_Task prompt:_ Return the listing below in full, with every line exactly as it is.

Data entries
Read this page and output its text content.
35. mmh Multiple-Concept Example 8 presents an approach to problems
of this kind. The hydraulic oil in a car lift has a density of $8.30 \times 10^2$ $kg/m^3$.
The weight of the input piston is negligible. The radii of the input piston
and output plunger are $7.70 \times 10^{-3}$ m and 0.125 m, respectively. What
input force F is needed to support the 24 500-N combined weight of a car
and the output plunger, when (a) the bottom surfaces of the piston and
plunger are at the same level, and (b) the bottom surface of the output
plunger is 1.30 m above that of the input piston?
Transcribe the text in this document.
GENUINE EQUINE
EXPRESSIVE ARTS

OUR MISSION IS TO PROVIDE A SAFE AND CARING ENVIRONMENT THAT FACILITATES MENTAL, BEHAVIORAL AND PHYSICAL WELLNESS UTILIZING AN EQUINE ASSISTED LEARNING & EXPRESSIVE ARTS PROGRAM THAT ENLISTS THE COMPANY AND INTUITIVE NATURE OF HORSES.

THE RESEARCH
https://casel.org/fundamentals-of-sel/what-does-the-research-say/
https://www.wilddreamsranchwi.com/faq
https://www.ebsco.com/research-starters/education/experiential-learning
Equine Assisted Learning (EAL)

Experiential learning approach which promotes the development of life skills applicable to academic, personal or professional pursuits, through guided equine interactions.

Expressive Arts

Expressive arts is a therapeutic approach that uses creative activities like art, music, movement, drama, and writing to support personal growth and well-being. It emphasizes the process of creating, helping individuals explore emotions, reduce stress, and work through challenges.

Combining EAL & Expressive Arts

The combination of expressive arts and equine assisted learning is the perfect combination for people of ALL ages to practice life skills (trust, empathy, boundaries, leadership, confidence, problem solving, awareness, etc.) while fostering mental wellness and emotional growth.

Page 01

_Response:_
Read this page and output its text content.
35. mmh Multiple-Concept Example 8 presents an approach to problems
of this kind. The hydraulic oil in a car lift has a density of $8.30 \times 10^2$ $kg/m^3$.
The weight of the input piston is negligible. The radii of the input piston
and output plunger are $7.70 \times 10^{-3}$ m and 0.125 m, respectively. What
input force F is needed to support the 24 500-N combined weight of a car
and the output plunger, when (a) the bottom surfaces of the piston and
plunger are at the same level, and (b) the bottom surface of the output
plunger is 1.30 m above that of the input piston?
Transcribe the text in this document.
GENUINE EQUINE
EXPRESSIVE ARTS

OUR MISSION IS TO PROVIDE A SAFE AND CARING ENVIRONMENT THAT FACILITATES MENTAL, BEHAVIORAL AND PHYSICAL WELLNESS UTILIZING AN EQUINE ASSISTED LEARNING & EXPRESSIVE ARTS PROGRAM THAT ENLISTS THE COMPANY AND INTUITIVE NATURE OF HORSES.

THE RESEARCH
https://casel.org/fundamentals-of-sel/what-does-the-research-say/
https://www.wilddreamsranchwi.com/faq
https://www.ebsco.com/research-starters/education/experiential-learning
Equine Assisted Learning (EAL)

Experiential learning approach which promotes the development of life skills applicable to academic, personal or professional pursuits, through guided equine interactions.

Expressive Arts

Expressive arts is a therapeutic approach that uses creative activities like art, music, movement, drama, and writing to support personal growth and well-being. It emphasizes the process of creating, helping individuals explore emotions, reduce stress, and work through challenges.

Combining EAL & Expressive Arts

The combination of expressive arts and equine assisted learning is the perfect combination for people of ALL ages to practice life skills (trust, empathy, boundaries, leadership, confidence, problem solving, awareness, etc.) while fostering mental wellness and emotional growth.

Page 01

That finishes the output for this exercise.